Stored data entries:
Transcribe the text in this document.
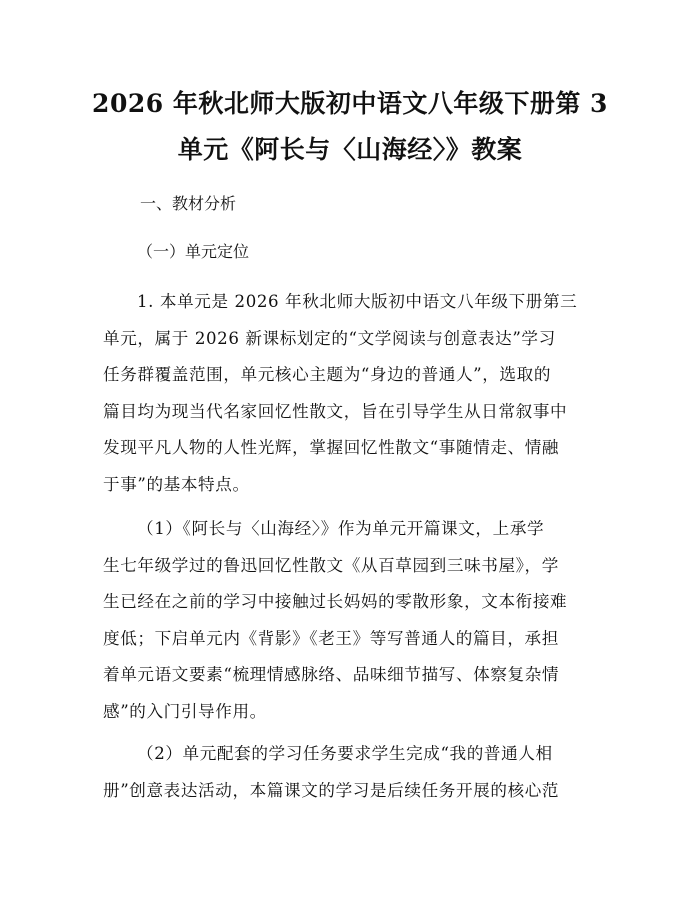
2026 年秋北师大版初中语文八年级下册第 3
单元《阿长与〈山海经〉》教案
一、教材分析
（一）单元定位
1. 本单元是 2026 年秋北师大版初中语文八年级下册第三
单元，属于 2026 新课标划定的“文学阅读与创意表达”学习
任务群覆盖范围，单元核心主题为“身边的普通人”，选取的
篇目均为现当代名家回忆性散文，旨在引导学生从日常叙事中
发现平凡人物的人性光辉，掌握回忆性散文“事随情走、情融
于事”的基本特点。
（1）《阿长与〈山海经〉》作为单元开篇课文，上承学
生七年级学过的鲁迅回忆性散文《从百草园到三味书屋》，学
生已经在之前的学习中接触过长妈妈的零散形象，文本衔接难
度低；下启单元内《背影》《老王》等写普通人的篇目，承担
着单元语文要素“梳理情感脉络、品味细节描写、体察复杂情
感”的入门引导作用。
（2）单元配套的学习任务要求学生完成“我的普通人相
册”创意表达活动，本篇课文的学习是后续任务开展的核心范
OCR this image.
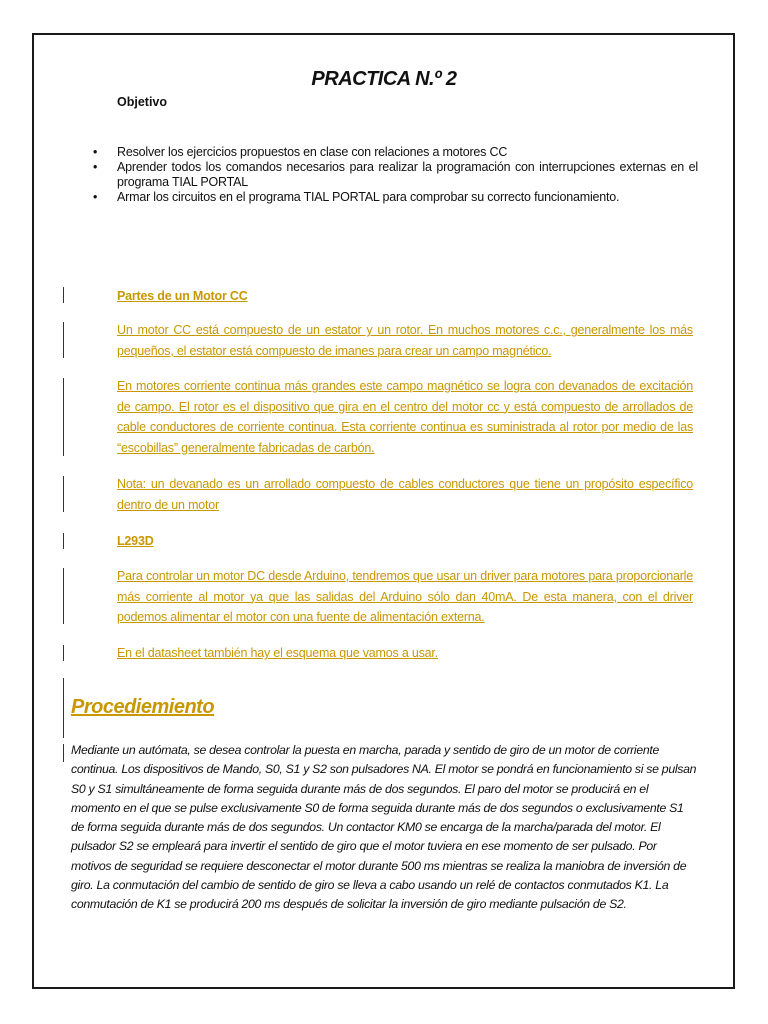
PRACTICA N.º 2
Objetivo
• Resolver los ejercicios propuestos en clase con relaciones a motores CC
• Aprender todos los comandos necesarios para realizar la programación con interrupciones externas en el programa TIAL PORTAL
• Armar los circuitos en el programa TIAL PORTAL para comprobar su correcto funcionamiento.

Partes de un Motor CC

Un motor CC está compuesto de un estator y un rotor. En muchos motores c.c., generalmente los más pequeños, el estator está compuesto de imanes para crear un campo magnético.

En motores corriente continua más grandes este campo magnético se logra con devanados de excitación de campo. El rotor es el dispositivo que gira en el centro del motor cc y está compuesto de arrollados de cable conductores de corriente continua. Esta corriente continua es suministrada al rotor por medio de las “escobillas” generalmente fabricadas de carbón.

Nota: un devanado es un arrollado compuesto de cables conductores que tiene un propósito específico dentro de un motor

L293D

Para controlar un motor DC desde Arduino, tendremos que usar un driver para motores para proporcionarle más corriente al motor ya que las salidas del Arduino sólo dan 40mA. De esta manera, con el driver podemos alimentar el motor con una fuente de alimentación externa.

En el datasheet también hay el esquema que vamos a usar.

Procediemiento

Mediante un autómata, se desea controlar la puesta en marcha, parada y sentido de giro de un motor de corriente continua. Los dispositivos de Mando, S0, S1 y S2 son pulsadores NA. El motor se pondrá en funcionamiento si se pulsan S0 y S1 simultáneamente de forma seguida durante más de dos segundos. El paro del motor se producirá en el momento en el que se pulse exclusivamente S0 de forma seguida durante más de dos segundos o exclusivamente S1 de forma seguida durante más de dos segundos. Un contactor KM0 se encarga de la marcha/parada del motor. El pulsador S2 se empleará para invertir el sentido de giro que el motor tuviera en ese momento de ser pulsado. Por motivos de seguridad se requiere desconectar el motor durante 500 ms mientras se realiza la maniobra de inversión de giro. La conmutación del cambio de sentido de giro se lleva a cabo usando un relé de contactos conmutados K1. La conmutación de K1 se producirá 200 ms después de solicitar la inversión de giro mediante pulsación de S2.
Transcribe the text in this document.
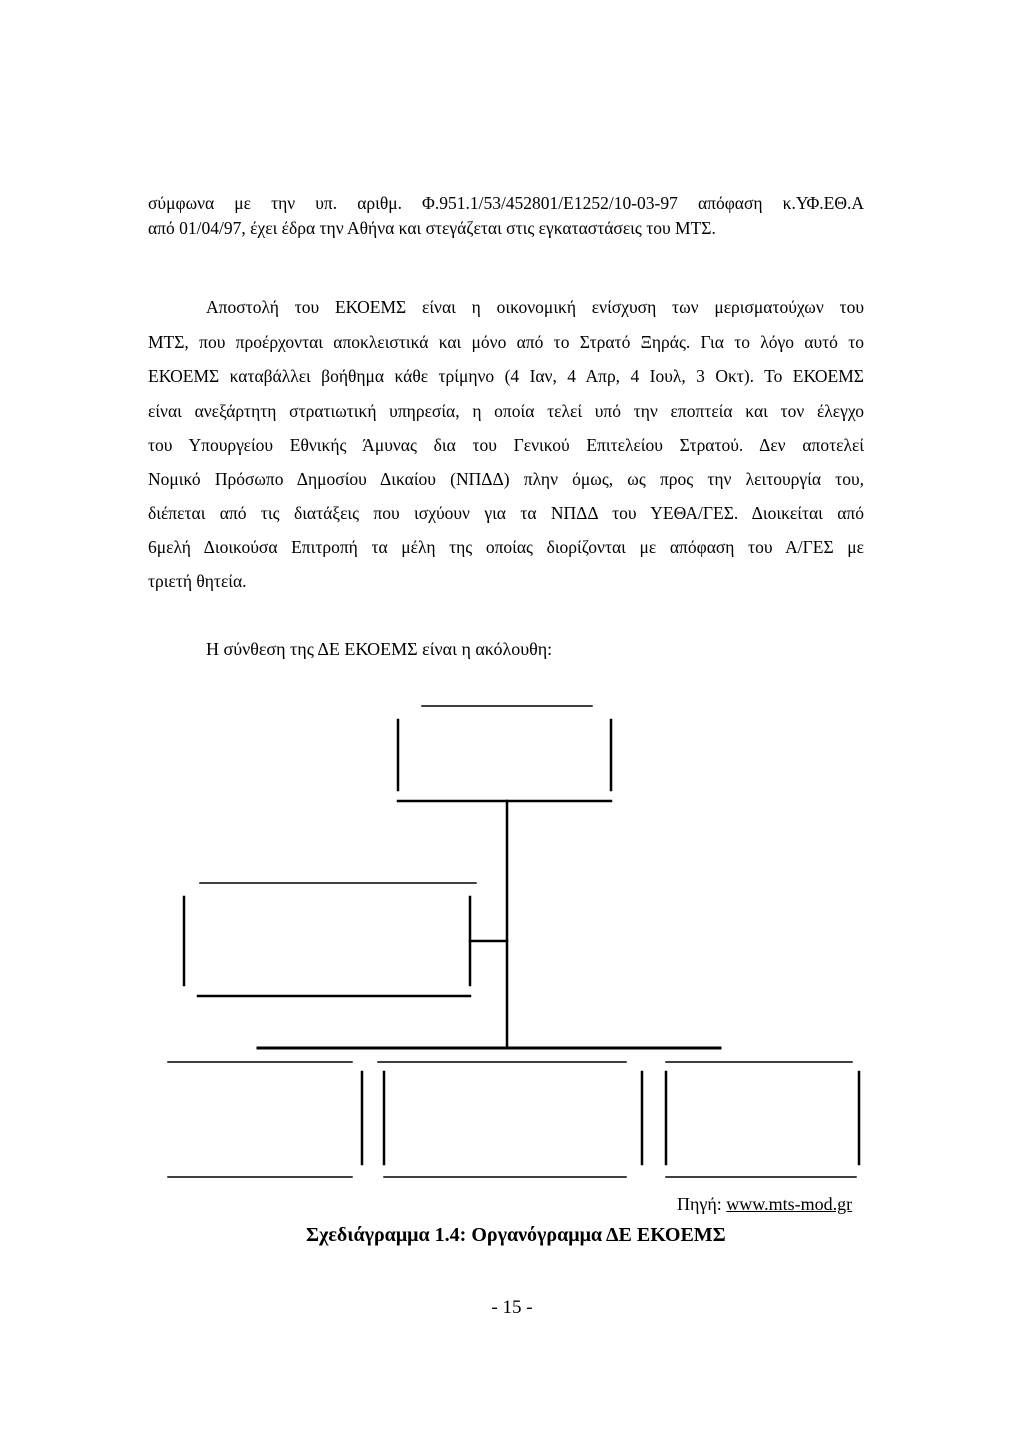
σύμφωνα με την υπ. αριθμ. Φ.951.1/53/452801/Ε1252/10-03-97 απόφαση κ.ΥΦ.ΕΘ.Α
από 01/04/97, έχει έδρα την Αθήνα και στεγάζεται στις εγκαταστάσεις του ΜΤΣ.
Αποστολή του ΕΚΟΕΜΣ είναι η οικονομική ενίσχυση των μερισματούχων του
ΜΤΣ, που προέρχονται αποκλειστικά και μόνο από το Στρατό Ξηράς. Για το λόγο αυτό το
ΕΚΟΕΜΣ καταβάλλει βοήθημα κάθε τρίμηνο (4 Ιαν, 4 Απρ, 4 Ιουλ, 3 Οκτ). Το ΕΚΟΕΜΣ
είναι ανεξάρτητη στρατιωτική υπηρεσία, η οποία τελεί υπό την εποπτεία και τον έλεγχο
του Υπουργείου Εθνικής Άμυνας δια του Γενικού Επιτελείου Στρατού. Δεν αποτελεί
Νομικό Πρόσωπο Δημοσίου Δικαίου (ΝΠΔΔ) πλην όμως, ως προς την λειτουργία του,
διέπεται από τις διατάξεις που ισχύουν για τα ΝΠΔΔ του ΥΕΘΑ/ΓΕΣ. Διοικείται από
6μελή Διοικούσα Επιτροπή τα μέλη της οποίας διορίζονται με απόφαση του Α/ΓΕΣ με
τριετή θητεία.
Η σύνθεση της ΔΕ ΕΚΟΕΜΣ είναι η ακόλουθη:
Πηγή: www.mts-mod.gr
Σχεδιάγραμμα 1.4: Οργανόγραμμα ΔΕ ΕΚΟΕΜΣ
- 15 -
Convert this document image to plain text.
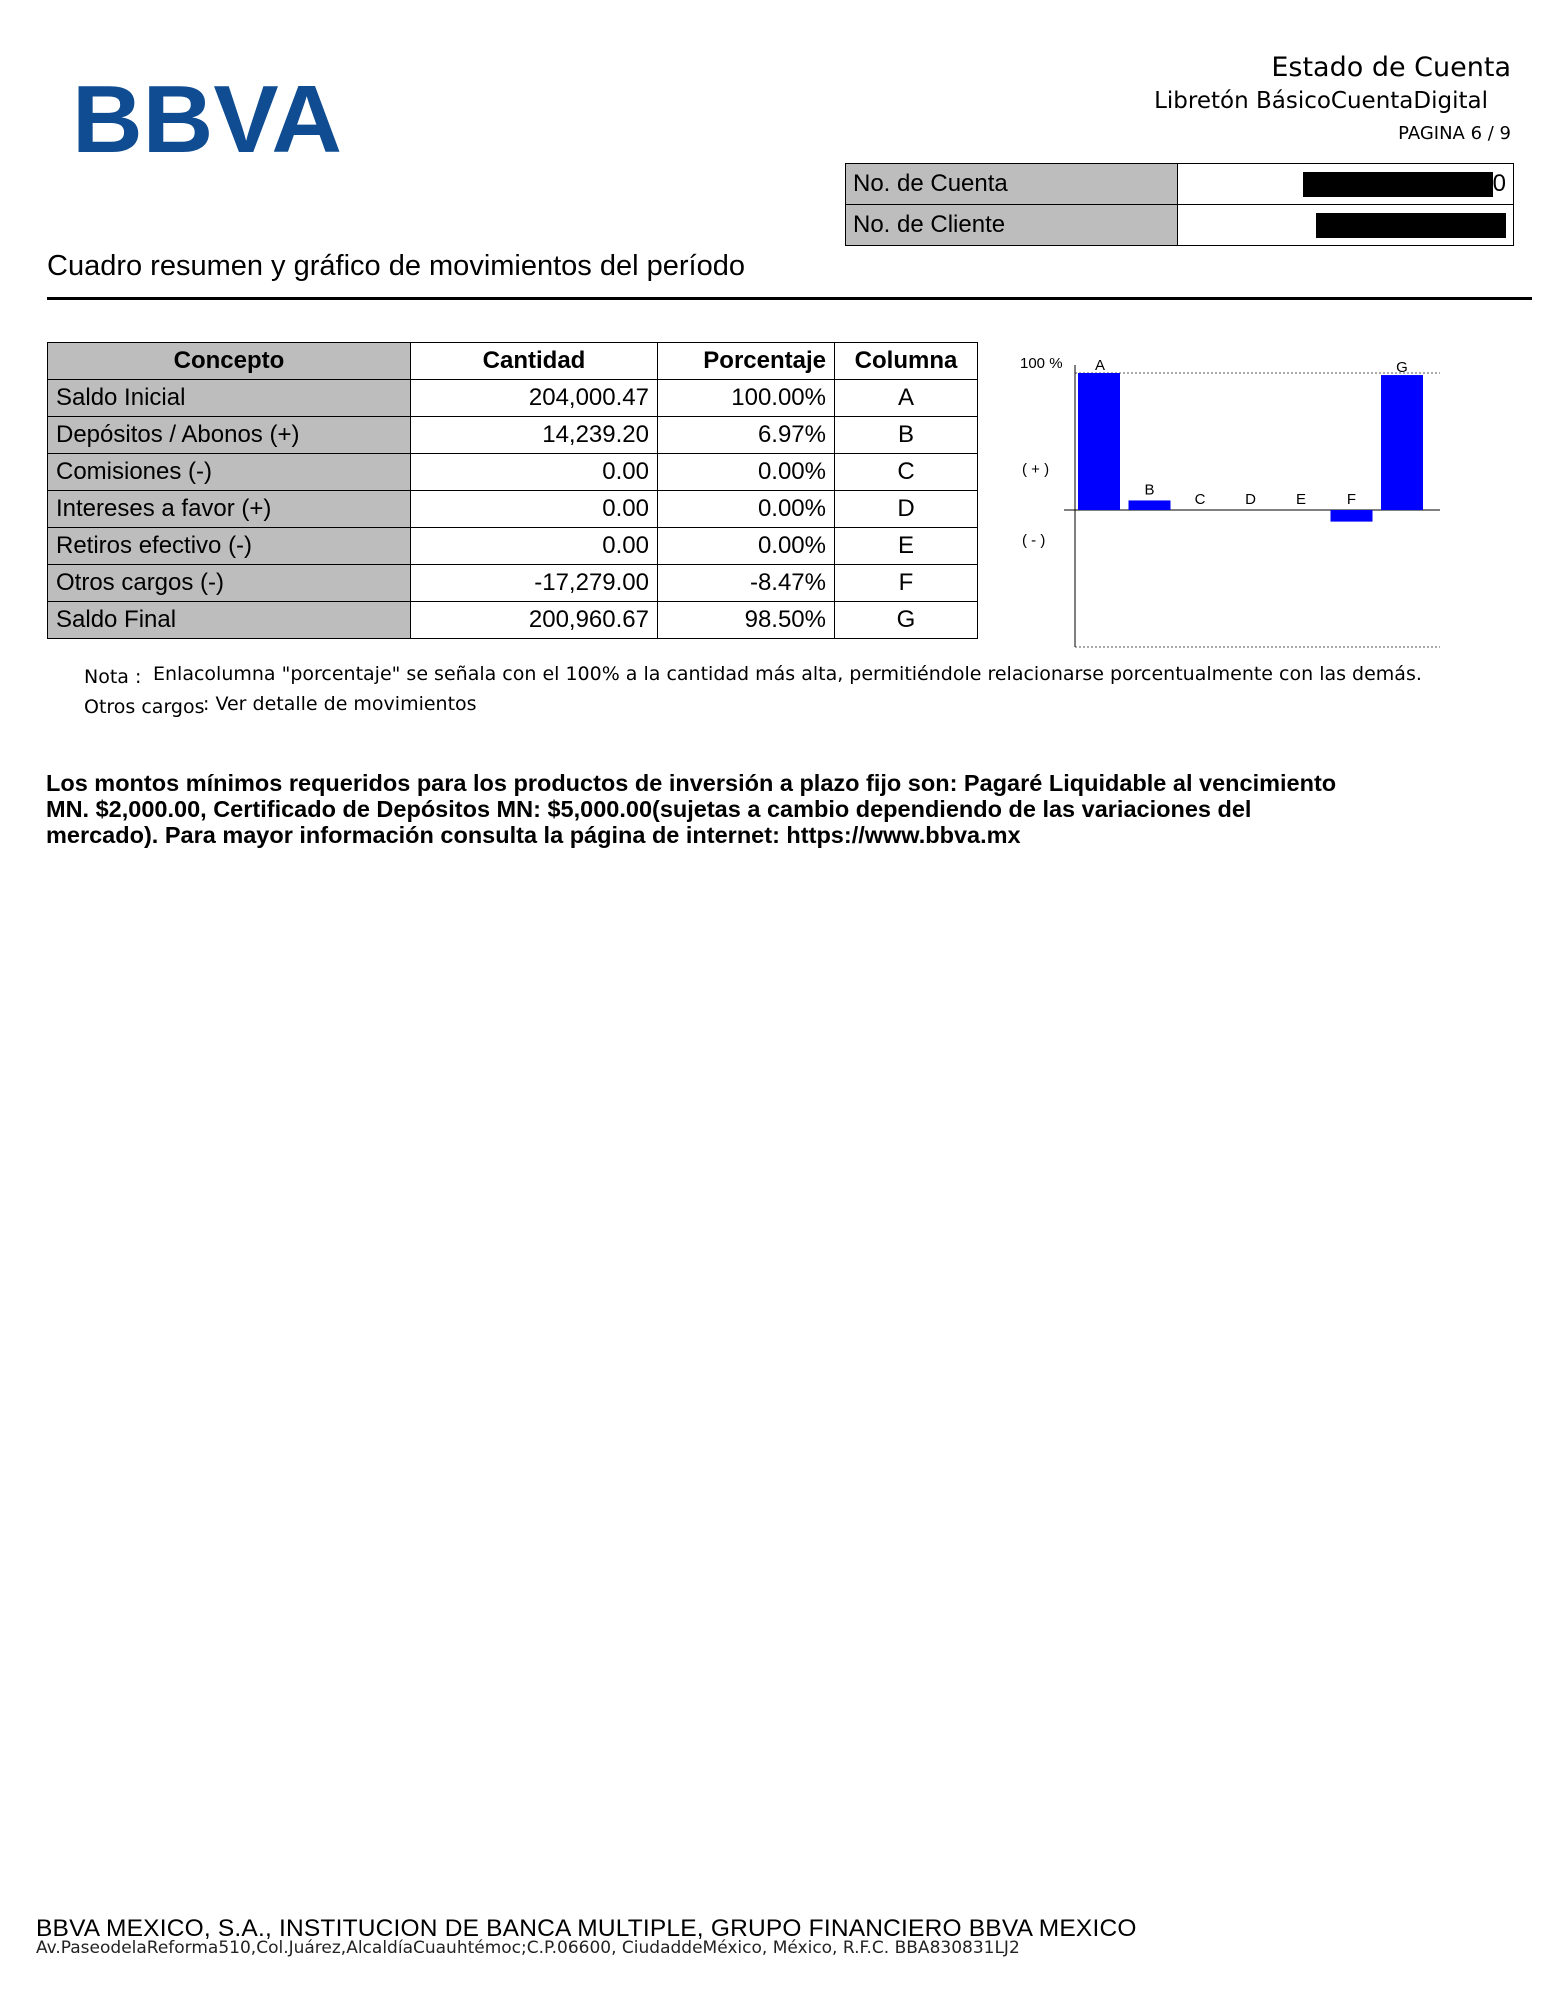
BBVA	Estado de Cuenta
Libretón BásicoCuentaDigital
PAGINA 6 / 9
No. de Cuenta	0
No. de Cliente	
Cuadro resumen y gráfico de movimientos del período
Concepto	Cantidad	Porcentaje	Columna
Saldo Inicial	204,000.47	100.00%	A
Depósitos / Abonos (+)	14,239.20	6.97%	B
Comisiones (-)	0.00	0.00%	C
Intereses a favor (+)	0.00	0.00%	D
Retiros efectivo (-)	0.00	0.00%	E
Otros cargos (-)	-17,279.00	-8.47%	F
Saldo Final	200,960.67	98.50%	G
100 %
( + )
( - )
A
B
C	D	E	F
G
Nota : Enlacolumna "porcentaje" se señala con el 100% a la cantidad más alta, permitiéndole relacionarse porcentualmente con las demás.
Otros cargos
: Ver detalle de movimientos
Los montos mínimos requeridos para los productos de inversión a plazo fijo son: Pagaré Liquidable al vencimiento MN. $2,000.00, Certificado de Depósitos MN: $5,000.00(sujetas a cambio dependiendo de las variaciones del mercado). Para mayor información consulta la página de internet: https://www.bbva.mx
BBVA MEXICO, S.A., INSTITUCION DE BANCA MULTIPLE, GRUPO FINANCIERO BBVA MEXICO
Av.PaseodelaReforma510,Col.Juárez,AlcaldíaCuauhtémoc;C.P.06600, CiudaddeMéxico, México, R.F.C. BBA830831LJ2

WRITTEN REQUEST:
In the entries above, count every line containing the word "απόφαση". Write only the total.

ANSWER TO THE TASK:
2